* _To be done_
Scan the records for the string "sequence"; copy each line where it occurs.

* _Provided records_
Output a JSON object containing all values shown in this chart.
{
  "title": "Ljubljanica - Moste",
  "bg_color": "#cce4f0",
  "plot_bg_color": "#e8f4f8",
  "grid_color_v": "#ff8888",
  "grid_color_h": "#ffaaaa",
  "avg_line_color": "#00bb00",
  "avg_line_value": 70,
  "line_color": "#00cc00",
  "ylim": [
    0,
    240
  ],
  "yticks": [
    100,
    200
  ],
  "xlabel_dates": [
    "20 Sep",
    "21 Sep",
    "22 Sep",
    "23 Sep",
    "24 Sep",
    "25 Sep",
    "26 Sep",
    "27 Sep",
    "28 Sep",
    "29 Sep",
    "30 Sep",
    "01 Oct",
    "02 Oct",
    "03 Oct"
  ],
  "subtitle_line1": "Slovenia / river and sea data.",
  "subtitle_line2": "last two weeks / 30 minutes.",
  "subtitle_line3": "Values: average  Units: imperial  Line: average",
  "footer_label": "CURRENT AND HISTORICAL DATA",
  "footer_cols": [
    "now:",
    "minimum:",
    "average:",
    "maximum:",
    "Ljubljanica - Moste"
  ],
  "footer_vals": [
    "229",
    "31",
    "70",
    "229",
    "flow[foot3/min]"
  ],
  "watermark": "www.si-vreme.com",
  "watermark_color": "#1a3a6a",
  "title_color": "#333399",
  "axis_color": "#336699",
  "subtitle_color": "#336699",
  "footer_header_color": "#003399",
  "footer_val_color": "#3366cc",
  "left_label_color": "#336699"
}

--

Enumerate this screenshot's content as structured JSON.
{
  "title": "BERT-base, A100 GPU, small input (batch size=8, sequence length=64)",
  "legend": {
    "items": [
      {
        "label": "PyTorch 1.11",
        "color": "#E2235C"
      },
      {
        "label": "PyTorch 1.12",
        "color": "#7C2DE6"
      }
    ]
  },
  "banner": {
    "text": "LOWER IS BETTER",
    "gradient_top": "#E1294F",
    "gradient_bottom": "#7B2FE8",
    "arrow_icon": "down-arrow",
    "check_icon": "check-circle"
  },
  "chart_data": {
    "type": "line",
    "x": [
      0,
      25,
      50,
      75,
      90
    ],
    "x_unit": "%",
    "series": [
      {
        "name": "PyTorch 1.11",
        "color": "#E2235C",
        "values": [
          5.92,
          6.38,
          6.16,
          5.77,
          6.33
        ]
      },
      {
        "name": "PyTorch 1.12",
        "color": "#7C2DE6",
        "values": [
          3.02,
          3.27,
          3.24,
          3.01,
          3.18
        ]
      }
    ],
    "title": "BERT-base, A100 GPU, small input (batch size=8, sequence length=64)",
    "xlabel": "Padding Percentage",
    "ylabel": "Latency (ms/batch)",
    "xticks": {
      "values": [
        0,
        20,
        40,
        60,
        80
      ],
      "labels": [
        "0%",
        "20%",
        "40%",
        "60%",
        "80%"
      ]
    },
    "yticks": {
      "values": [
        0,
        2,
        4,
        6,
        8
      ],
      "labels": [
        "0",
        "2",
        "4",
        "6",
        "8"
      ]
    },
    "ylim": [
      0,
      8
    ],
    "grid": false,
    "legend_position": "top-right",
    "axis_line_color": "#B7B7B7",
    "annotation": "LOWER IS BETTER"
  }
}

* _The response_
  "title": "BERT-base, A100 GPU, small input (batch size=8, sequence length=64)",
    "title": "BERT-base, A100 GPU, small input (batch size=8, sequence length=64)",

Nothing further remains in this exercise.